[Source data]
────────
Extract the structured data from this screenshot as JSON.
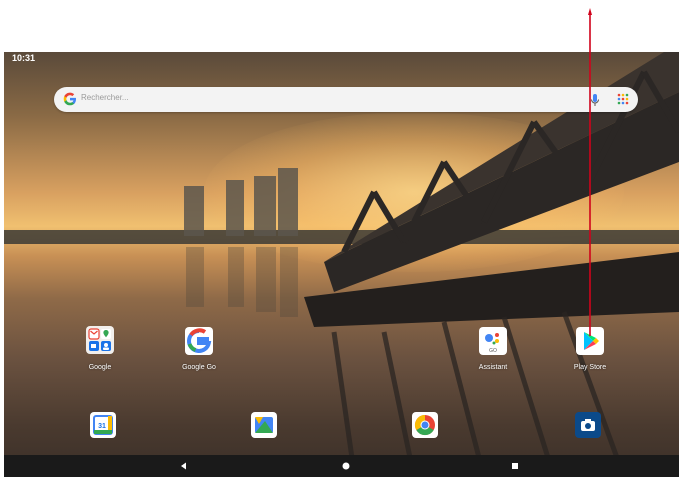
{
  "status_bar": {
    "time": "10:31"
  },
  "search": {
    "placeholder": "Rechercher..."
  },
  "home_apps": [
    {
      "label": "Google"
    },
    {
      "label": "Google Go"
    },
    {
      "label": "Assistant"
    },
    {
      "label": "Play Store"
    }
  ],
  "dock": [
    "calendar-icon",
    "files-icon",
    "chrome-icon",
    "camera-icon"
  ],
  "colors": {
    "annotation_arrow": "#d0021b",
    "nav_bar": "#1a1a1a"
  }
}
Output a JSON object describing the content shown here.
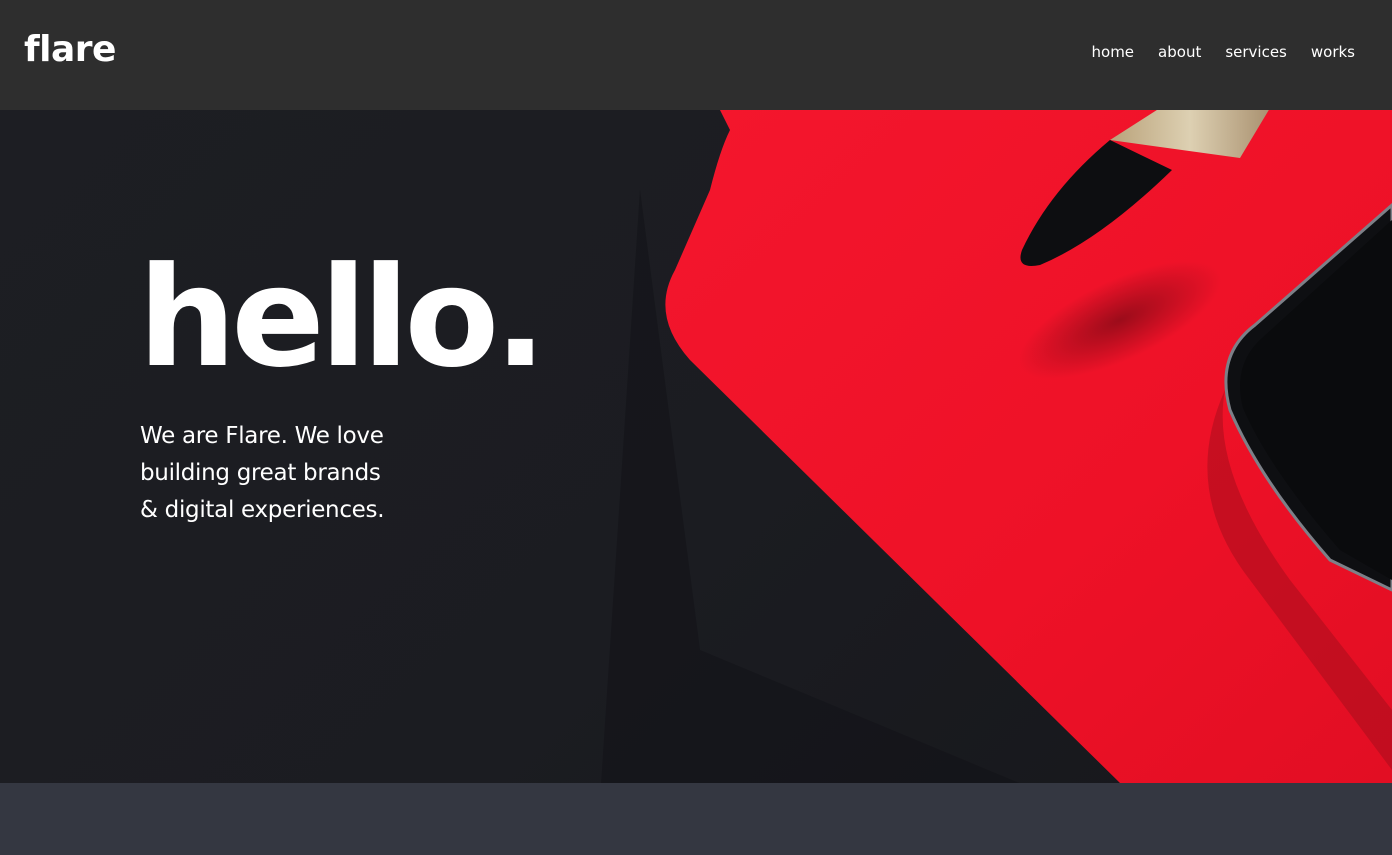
────────
* WHAT YOU SHOULD DO
Pictures in the records above should not be copied. Repeat everything else exactly.

* TASK SOLUTION
Extract the structured data from this screenshot as JSON.
{
  "status_bar": {
    "time": "10:31"
  },
  "search": {
    "placeholder": "Rechercher..."
  },
  "home_apps": [
    {
      "label": "Google"
    },
    {
      "label": "Google Go"
    },
    {
      "label": "Assistant"
    },
    {
      "label": "Play Store"
    }
  ],
  "dock": [
    "calendar-icon",
    "files-icon",
    "chrome-icon",
    "camera-icon"
  ],
  "colors": {
    "annotation_arrow": "#d0021b",
    "nav_bar": "#1a1a1a"
  }
}
Output a JSON object describing the content shown here.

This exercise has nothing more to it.